Problem requirements
Below are records; work out how many of their lines hold the string "result" and give that number alone.

[Saved data entries]
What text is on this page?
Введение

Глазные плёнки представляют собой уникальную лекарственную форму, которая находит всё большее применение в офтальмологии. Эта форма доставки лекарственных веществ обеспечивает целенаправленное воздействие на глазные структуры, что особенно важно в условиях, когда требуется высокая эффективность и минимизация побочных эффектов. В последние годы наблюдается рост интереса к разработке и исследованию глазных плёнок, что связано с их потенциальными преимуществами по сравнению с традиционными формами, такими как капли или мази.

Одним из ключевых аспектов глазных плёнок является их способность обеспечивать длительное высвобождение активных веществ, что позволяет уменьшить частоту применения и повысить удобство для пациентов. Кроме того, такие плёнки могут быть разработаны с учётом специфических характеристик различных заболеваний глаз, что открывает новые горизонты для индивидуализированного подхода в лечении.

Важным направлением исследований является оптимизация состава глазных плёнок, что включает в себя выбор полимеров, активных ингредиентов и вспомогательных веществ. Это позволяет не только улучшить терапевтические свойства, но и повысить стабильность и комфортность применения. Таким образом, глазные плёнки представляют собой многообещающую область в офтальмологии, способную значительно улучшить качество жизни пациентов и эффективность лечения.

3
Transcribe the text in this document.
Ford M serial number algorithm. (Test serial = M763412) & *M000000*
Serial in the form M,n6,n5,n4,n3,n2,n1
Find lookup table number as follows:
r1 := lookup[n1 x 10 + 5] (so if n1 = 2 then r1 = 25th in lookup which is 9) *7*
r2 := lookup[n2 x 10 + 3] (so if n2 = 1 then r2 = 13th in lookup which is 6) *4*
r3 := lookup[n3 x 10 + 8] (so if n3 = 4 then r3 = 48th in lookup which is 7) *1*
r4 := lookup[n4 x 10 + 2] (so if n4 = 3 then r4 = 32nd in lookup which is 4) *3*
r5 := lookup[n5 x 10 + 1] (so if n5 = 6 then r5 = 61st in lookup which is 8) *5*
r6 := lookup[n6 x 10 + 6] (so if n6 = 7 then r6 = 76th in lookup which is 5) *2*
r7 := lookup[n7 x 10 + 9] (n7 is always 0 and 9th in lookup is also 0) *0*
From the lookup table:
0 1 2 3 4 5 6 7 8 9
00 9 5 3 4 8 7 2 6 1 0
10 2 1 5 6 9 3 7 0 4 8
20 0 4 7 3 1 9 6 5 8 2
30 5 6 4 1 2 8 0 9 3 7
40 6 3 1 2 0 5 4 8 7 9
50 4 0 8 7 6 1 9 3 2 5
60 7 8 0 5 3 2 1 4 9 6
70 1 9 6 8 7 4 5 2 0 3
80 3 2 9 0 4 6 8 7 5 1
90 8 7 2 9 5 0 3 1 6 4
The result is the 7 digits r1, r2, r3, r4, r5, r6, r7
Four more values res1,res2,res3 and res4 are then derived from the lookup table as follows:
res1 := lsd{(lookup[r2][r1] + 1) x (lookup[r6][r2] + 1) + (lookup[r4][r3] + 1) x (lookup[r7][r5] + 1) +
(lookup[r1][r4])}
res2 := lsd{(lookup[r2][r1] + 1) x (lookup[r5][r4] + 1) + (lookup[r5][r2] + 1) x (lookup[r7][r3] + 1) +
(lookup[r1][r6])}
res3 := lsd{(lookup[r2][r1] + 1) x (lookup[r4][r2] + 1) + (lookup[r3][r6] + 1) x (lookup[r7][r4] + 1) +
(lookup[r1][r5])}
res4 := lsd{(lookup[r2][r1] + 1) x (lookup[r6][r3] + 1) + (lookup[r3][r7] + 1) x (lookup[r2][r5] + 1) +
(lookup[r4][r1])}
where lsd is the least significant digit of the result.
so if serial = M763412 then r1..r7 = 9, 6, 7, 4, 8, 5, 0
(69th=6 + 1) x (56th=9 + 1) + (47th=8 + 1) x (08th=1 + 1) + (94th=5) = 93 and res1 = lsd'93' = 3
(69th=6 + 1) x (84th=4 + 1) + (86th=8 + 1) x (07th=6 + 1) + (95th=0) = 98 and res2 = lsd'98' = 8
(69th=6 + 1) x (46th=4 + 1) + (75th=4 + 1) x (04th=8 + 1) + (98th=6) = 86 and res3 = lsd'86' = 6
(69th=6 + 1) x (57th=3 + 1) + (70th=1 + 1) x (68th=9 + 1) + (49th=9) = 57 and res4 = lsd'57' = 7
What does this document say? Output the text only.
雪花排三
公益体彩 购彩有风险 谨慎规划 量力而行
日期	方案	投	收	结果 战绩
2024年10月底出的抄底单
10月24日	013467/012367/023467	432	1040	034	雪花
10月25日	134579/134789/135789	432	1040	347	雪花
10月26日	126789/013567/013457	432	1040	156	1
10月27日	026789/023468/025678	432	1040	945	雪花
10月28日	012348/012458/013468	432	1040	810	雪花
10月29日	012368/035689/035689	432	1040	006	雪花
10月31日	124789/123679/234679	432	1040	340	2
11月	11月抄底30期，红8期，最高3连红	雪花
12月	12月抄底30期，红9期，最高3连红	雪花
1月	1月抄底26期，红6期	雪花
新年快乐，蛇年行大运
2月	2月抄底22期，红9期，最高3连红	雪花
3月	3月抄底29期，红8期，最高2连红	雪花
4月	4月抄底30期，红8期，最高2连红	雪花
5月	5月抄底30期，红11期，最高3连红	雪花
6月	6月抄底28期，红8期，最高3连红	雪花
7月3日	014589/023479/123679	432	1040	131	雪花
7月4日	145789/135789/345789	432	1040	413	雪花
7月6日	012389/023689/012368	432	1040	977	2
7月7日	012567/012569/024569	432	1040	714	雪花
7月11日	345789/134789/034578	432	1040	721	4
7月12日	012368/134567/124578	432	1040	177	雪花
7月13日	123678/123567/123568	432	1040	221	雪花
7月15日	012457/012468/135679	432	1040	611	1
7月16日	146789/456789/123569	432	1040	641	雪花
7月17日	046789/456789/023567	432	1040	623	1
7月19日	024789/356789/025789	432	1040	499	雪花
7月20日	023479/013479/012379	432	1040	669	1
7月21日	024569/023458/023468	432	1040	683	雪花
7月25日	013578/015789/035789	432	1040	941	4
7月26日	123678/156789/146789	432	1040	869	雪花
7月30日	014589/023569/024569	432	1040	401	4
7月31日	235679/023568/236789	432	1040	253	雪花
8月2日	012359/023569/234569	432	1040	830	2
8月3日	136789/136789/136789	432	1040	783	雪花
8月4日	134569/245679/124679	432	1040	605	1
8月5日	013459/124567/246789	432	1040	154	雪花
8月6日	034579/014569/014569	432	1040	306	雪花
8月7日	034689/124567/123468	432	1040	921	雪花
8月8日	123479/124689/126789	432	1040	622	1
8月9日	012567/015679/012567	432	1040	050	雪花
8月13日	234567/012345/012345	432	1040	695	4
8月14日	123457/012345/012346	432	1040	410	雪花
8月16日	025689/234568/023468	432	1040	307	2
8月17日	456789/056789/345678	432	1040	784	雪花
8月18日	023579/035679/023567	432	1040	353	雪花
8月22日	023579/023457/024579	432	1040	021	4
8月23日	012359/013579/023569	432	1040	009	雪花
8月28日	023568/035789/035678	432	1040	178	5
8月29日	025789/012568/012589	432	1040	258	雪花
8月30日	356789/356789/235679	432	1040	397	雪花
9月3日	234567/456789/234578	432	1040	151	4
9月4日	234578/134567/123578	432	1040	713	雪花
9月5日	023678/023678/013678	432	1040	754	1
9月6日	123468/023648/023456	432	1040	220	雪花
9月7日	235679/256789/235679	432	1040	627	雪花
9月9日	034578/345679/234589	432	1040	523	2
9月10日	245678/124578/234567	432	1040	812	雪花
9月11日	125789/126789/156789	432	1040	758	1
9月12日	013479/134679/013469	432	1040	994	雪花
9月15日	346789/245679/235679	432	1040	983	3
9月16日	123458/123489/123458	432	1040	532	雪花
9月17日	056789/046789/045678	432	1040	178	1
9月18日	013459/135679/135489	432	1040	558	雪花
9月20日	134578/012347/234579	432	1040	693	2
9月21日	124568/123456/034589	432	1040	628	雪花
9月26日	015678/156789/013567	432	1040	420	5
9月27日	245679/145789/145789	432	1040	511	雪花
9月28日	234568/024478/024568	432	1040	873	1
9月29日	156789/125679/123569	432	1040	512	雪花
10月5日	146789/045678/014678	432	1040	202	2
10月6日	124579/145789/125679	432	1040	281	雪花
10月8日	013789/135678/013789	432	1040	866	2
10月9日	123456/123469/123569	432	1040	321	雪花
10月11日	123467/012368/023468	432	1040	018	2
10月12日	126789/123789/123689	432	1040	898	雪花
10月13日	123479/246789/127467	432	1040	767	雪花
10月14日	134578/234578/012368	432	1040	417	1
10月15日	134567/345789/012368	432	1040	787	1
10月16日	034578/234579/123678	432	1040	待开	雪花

Response to this exercise
2